■ **Aim of the task**: Could you write out the records below exactly as they appear?

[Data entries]
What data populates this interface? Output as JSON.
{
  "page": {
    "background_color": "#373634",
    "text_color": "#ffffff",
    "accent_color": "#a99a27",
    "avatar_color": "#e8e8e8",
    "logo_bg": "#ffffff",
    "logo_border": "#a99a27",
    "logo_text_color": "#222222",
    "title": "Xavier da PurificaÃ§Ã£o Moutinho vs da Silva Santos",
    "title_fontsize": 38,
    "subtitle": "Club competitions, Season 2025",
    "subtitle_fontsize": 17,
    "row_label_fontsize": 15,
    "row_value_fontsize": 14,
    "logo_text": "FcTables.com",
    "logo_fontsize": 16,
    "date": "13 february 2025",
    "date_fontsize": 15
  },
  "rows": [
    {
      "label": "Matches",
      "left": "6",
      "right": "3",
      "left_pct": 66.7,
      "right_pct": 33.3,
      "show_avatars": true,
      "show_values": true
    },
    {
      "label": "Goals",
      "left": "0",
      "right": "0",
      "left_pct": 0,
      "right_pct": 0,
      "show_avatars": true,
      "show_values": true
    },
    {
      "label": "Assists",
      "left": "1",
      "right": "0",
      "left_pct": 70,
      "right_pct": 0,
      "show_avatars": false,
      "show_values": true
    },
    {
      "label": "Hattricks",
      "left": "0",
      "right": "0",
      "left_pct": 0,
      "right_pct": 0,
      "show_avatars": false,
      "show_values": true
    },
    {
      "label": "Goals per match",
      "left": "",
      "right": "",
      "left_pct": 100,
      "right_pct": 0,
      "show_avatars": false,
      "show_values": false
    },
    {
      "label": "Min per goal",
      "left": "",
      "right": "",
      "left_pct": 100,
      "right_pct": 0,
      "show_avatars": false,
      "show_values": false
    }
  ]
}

■ **Response**:
What data populates this interface? Output as JSON.
{
  "page": {
    "background_color": "#373634",
    "text_color": "#ffffff",
    "accent_color": "#a99a27",
    "avatar_color": "#e8e8e8",
    "logo_bg": "#ffffff",
    "logo_border": "#a99a27",
    "logo_text_color": "#222222",
    "title": "Xavier da PurificaÃ§Ã£o Moutinho vs da Silva Santos",
    "title_fontsize": 38,
    "subtitle": "Club competitions, Season 2025",
    "subtitle_fontsize": 17,
    "row_label_fontsize": 15,
    "row_value_fontsize": 14,
    "logo_text": "FcTables.com",
    "logo_fontsize": 16,
    "date": "13 february 2025",
    "date_fontsize": 15
  },
  "rows": [
    {
      "label": "Matches",
      "left": "6",
      "right": "3",
      "left_pct": 66.7,
      "right_pct": 33.3,
      "show_avatars": true,
      "show_values": true
    },
    {
      "label": "Goals",
      "left": "0",
      "right": "0",
      "left_pct": 0,
      "right_pct": 0,
      "show_avatars": true,
      "show_values": true
    },
    {
      "label": "Assists",
      "left": "1",
      "right": "0",
      "left_pct": 70,
      "right_pct": 0,
      "show_avatars": false,
      "show_values": true
    },
    {
      "label": "Hattricks",
      "left": "0",
      "right": "0",
      "left_pct": 0,
      "right_pct": 0,
      "show_avatars": false,
      "show_values": true
    },
    {
      "label": "Goals per match",
      "left": "",
      "right": "",
      "left_pct": 100,
      "right_pct": 0,
      "show_avatars": false,
      "show_values": false
    },
    {
      "label": "Min per goal",
      "left": "",
      "right": "",
      "left_pct": 100,
      "right_pct": 0,
      "show_avatars": false,
      "show_values": false
    }
  ]
}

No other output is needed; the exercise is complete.